## Exercise
Below, return verbatim the part of the entries that opens with the line containing "objective-label: *. Mục" and closes with the line containing "objective-paragraph: *. Mục", including both of those lines.
*** Task material ***
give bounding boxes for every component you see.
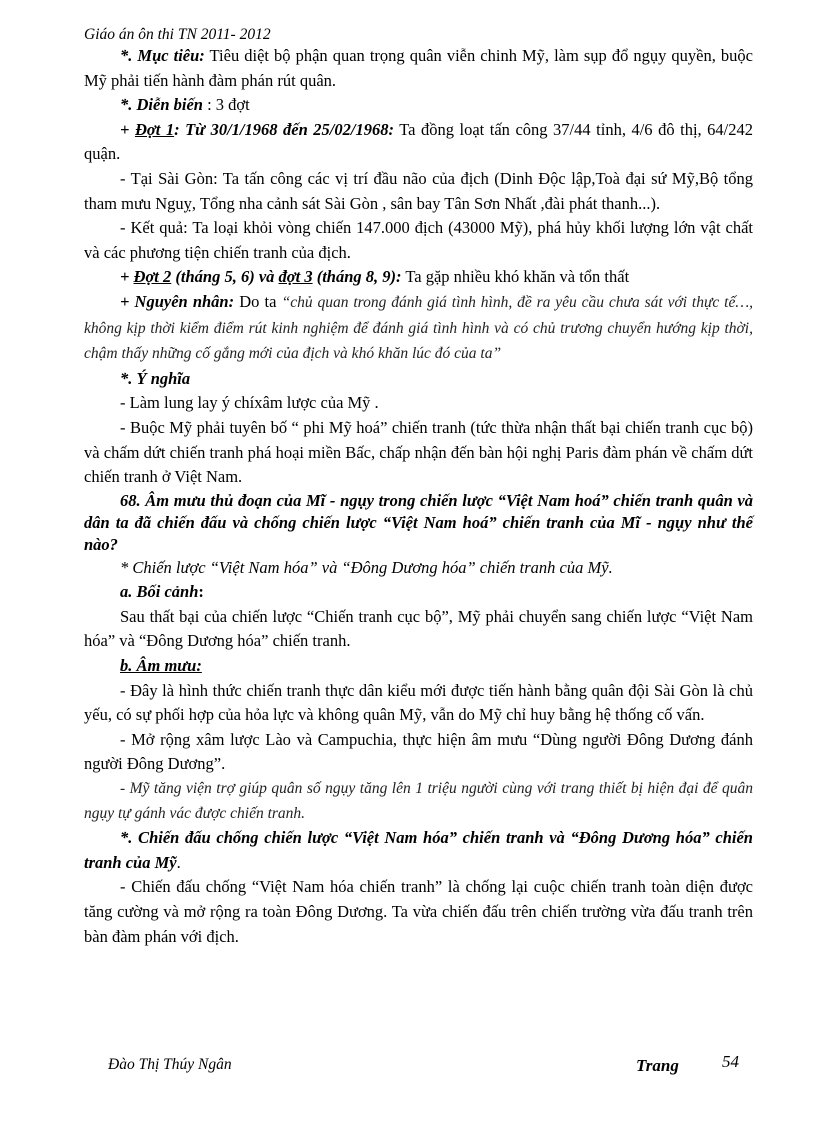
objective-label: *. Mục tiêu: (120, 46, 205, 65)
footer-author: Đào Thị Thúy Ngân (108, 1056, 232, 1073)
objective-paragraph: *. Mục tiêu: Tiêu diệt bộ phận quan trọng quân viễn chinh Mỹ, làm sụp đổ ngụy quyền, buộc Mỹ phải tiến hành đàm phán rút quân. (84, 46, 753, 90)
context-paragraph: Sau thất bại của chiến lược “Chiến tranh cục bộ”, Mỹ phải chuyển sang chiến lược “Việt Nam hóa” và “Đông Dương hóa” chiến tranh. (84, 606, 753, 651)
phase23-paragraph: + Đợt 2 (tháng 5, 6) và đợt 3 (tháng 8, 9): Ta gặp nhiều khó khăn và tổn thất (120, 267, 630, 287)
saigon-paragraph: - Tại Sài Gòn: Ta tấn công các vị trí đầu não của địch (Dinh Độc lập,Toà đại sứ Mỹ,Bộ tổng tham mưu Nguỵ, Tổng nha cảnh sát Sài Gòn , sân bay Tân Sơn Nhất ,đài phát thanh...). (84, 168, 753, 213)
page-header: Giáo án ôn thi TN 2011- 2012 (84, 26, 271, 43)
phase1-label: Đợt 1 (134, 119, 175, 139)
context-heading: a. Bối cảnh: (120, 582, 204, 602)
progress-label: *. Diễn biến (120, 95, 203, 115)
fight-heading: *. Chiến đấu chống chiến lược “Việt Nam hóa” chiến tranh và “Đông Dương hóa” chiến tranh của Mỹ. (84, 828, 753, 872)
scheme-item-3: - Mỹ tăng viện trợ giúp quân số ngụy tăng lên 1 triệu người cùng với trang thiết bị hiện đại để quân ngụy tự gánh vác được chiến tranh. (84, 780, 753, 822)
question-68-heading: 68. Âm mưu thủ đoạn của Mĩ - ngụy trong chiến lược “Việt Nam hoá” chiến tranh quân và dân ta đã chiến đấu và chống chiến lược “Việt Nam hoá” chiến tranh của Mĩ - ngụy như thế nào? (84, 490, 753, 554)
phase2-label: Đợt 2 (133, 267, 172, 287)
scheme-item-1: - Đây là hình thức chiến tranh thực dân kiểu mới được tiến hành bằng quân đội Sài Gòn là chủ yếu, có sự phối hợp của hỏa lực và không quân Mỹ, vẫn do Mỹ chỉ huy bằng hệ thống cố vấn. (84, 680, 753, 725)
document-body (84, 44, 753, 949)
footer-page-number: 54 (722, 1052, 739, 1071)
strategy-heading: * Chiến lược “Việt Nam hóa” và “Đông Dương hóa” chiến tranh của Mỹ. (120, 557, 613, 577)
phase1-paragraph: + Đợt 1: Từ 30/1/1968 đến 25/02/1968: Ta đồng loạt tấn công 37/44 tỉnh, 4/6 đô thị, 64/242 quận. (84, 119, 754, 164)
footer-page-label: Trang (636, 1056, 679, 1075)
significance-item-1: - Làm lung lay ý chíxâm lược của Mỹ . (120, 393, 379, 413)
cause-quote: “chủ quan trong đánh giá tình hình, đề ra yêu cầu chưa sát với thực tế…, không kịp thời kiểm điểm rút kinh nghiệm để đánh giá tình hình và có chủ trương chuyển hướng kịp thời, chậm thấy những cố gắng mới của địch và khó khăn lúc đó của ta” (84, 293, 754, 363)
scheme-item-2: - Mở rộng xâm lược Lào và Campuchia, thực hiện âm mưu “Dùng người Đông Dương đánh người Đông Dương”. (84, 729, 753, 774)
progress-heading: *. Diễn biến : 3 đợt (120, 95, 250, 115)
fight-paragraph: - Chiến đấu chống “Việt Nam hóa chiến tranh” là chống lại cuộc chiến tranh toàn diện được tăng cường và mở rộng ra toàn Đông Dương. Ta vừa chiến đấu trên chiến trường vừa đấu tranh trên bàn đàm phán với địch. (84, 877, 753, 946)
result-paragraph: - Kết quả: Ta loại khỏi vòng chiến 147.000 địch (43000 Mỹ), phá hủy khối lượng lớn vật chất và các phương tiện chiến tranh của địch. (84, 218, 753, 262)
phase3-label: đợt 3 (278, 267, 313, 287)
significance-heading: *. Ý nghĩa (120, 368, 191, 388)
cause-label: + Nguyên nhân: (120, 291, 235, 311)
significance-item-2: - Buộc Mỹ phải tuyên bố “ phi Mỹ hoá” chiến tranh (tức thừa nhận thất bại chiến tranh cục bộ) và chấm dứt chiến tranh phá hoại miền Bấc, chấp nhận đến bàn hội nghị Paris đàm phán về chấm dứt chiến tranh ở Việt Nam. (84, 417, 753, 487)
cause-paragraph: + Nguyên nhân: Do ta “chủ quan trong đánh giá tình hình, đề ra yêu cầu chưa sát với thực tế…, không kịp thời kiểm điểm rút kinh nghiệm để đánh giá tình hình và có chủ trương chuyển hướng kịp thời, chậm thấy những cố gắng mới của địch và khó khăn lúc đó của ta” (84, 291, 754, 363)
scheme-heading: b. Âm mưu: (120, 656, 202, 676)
***
*** Task material ***
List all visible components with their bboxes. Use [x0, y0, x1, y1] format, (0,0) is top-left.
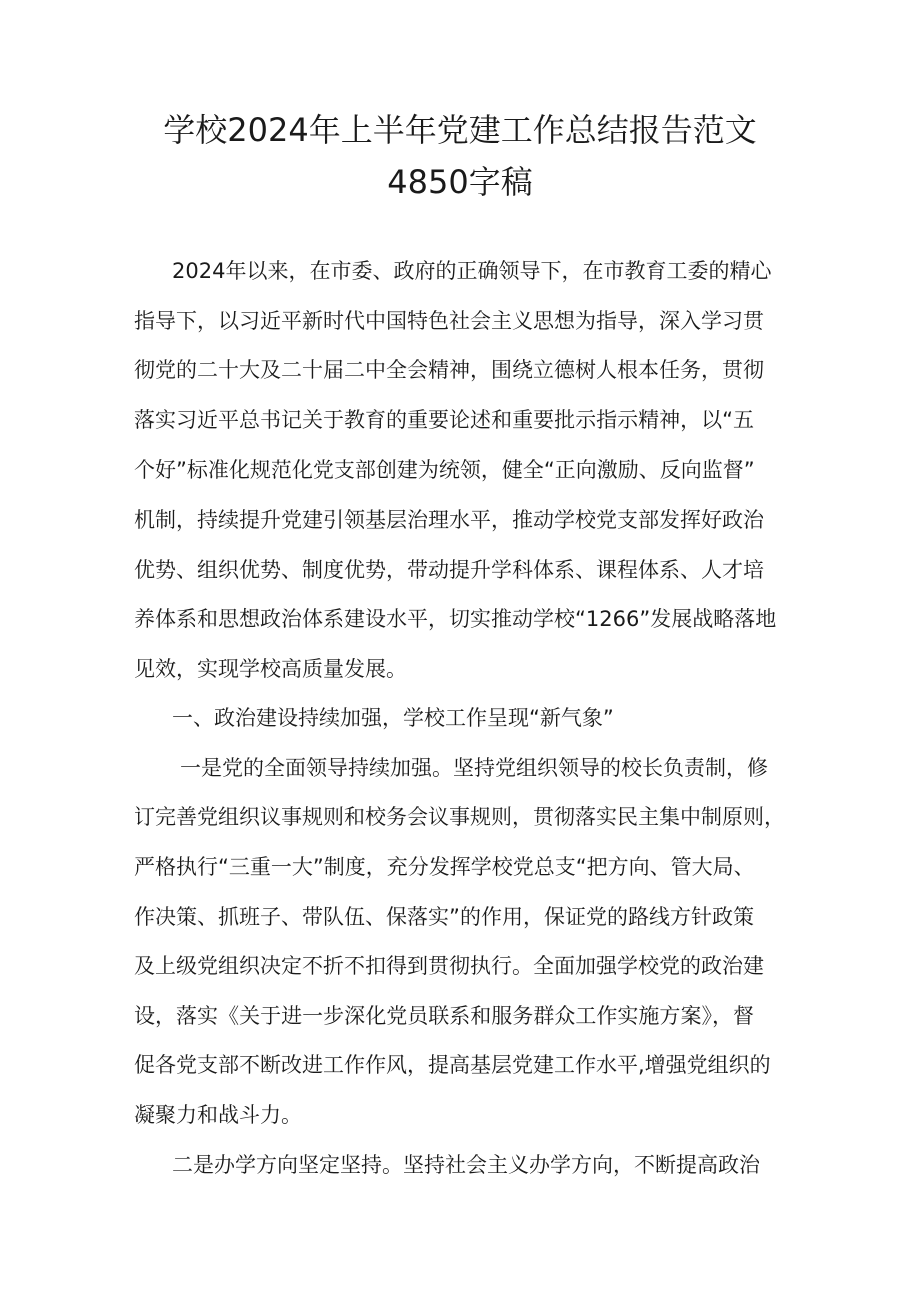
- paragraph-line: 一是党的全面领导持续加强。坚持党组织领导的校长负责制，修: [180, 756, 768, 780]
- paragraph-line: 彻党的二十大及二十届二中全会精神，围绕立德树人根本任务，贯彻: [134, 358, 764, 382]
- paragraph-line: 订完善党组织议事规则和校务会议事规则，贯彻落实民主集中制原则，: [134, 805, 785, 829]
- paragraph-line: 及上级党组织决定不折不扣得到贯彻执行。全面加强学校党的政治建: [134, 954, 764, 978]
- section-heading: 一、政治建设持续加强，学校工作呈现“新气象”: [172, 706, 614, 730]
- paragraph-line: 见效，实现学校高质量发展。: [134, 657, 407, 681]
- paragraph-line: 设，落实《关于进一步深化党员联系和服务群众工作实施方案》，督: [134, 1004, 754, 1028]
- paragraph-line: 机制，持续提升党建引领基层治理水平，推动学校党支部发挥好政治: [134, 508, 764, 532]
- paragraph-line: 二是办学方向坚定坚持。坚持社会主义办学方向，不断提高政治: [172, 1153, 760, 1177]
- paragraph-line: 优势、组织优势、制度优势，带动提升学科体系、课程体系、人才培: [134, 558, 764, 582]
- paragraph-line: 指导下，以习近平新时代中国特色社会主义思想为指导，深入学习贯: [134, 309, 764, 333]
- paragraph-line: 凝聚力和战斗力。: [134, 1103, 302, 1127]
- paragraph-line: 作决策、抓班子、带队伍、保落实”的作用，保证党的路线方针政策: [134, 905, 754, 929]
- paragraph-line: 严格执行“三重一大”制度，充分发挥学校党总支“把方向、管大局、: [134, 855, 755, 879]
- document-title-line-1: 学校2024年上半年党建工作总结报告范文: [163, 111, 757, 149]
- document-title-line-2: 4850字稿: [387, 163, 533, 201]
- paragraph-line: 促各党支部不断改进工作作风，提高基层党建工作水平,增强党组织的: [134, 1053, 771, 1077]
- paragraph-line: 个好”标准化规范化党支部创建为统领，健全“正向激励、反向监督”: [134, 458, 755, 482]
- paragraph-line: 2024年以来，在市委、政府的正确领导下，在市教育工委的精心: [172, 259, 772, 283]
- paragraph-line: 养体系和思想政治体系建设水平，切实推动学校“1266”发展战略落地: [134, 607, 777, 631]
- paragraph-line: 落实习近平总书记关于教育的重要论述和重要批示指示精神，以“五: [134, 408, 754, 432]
***
*** Task material ***
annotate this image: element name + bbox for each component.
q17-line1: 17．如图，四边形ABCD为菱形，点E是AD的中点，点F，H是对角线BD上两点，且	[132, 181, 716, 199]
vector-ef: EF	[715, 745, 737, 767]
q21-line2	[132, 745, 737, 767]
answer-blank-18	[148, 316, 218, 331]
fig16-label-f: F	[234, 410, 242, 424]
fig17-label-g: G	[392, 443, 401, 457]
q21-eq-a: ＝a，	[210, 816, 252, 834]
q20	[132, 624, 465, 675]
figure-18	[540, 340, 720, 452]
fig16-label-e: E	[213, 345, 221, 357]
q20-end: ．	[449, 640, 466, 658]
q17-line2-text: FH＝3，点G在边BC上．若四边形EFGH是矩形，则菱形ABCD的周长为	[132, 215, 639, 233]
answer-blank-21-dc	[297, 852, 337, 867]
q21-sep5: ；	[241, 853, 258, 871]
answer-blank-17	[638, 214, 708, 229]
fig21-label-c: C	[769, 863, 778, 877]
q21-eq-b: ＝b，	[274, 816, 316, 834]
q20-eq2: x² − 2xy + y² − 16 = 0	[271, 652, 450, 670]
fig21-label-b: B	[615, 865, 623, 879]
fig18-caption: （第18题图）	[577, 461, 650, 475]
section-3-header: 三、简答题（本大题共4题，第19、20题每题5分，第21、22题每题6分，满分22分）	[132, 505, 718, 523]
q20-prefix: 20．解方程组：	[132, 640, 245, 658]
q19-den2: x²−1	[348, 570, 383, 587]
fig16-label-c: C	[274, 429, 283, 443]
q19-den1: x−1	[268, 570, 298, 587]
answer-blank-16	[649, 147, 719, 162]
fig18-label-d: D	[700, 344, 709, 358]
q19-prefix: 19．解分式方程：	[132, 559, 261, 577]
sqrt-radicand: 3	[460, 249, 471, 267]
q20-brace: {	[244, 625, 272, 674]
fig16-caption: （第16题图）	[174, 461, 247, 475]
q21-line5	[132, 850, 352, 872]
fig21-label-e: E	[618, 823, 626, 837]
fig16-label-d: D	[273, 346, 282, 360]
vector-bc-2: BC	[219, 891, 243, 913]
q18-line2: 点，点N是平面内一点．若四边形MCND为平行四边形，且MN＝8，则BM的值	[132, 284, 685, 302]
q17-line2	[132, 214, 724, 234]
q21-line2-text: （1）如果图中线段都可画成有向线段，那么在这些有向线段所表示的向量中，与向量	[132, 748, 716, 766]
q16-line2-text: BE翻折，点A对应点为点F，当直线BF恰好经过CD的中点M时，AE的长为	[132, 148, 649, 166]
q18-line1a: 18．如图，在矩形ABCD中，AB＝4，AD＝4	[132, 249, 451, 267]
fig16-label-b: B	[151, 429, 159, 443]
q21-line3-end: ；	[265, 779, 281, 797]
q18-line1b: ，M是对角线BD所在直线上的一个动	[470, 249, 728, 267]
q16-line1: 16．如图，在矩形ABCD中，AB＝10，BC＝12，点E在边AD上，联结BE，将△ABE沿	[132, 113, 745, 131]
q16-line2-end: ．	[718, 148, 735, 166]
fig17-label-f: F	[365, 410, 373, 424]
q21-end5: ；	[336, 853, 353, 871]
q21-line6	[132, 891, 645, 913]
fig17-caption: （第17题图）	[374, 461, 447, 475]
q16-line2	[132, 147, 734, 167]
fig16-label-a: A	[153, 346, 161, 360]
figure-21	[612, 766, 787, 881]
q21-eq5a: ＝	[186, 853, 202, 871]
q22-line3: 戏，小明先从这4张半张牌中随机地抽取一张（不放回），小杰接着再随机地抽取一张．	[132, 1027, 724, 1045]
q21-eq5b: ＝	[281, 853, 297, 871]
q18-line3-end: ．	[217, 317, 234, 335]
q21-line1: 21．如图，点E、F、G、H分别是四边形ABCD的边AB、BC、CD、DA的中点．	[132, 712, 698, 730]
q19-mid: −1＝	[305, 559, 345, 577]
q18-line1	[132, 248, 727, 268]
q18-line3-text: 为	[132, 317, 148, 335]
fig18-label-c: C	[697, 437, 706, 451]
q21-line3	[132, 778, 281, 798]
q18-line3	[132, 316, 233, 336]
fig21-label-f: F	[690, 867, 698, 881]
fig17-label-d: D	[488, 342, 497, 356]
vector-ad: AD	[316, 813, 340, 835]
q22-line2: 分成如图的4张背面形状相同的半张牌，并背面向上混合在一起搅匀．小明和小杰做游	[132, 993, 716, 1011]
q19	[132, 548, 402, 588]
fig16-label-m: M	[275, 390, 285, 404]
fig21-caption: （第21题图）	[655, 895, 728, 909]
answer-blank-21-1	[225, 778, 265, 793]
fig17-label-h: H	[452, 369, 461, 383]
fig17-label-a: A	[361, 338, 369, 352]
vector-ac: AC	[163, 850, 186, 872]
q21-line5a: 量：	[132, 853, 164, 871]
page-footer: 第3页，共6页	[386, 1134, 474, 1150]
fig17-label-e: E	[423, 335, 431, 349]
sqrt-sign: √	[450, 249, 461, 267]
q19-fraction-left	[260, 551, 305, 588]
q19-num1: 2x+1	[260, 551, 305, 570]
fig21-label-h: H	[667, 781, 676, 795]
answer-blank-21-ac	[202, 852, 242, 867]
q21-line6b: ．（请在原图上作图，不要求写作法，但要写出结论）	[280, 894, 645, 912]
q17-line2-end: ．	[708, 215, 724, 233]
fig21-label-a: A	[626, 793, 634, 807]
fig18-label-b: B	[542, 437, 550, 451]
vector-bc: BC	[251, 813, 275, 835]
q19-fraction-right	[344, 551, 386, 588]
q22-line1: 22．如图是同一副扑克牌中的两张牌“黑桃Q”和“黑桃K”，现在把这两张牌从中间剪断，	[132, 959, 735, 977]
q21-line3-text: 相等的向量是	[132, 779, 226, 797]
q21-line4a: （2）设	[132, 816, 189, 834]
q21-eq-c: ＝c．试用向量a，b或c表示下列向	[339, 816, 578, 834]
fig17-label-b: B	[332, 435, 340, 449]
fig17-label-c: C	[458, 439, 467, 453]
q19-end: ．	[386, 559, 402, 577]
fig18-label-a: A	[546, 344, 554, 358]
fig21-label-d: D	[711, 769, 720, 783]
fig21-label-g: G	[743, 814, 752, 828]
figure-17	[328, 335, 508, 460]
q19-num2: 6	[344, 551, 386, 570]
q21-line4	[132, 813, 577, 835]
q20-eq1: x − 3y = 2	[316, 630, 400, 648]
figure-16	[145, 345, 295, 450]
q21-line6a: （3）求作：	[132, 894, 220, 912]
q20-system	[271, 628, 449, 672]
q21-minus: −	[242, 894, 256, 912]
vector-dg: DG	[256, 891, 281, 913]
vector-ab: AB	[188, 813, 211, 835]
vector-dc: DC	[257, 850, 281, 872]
***
## Solution for this problem
objective-label: *. Mục tiêu: (120, 46, 205, 65)
footer-author: Đào Thị Thúy Ngân (108, 1056, 232, 1073)
objective-paragraph: *. Mục tiêu: Tiêu diệt bộ phận quan trọng quân viễn chinh Mỹ, làm sụp đổ ngụy quyền, buộc Mỹ phải tiến hành đàm phán rút quân. (84, 46, 753, 90)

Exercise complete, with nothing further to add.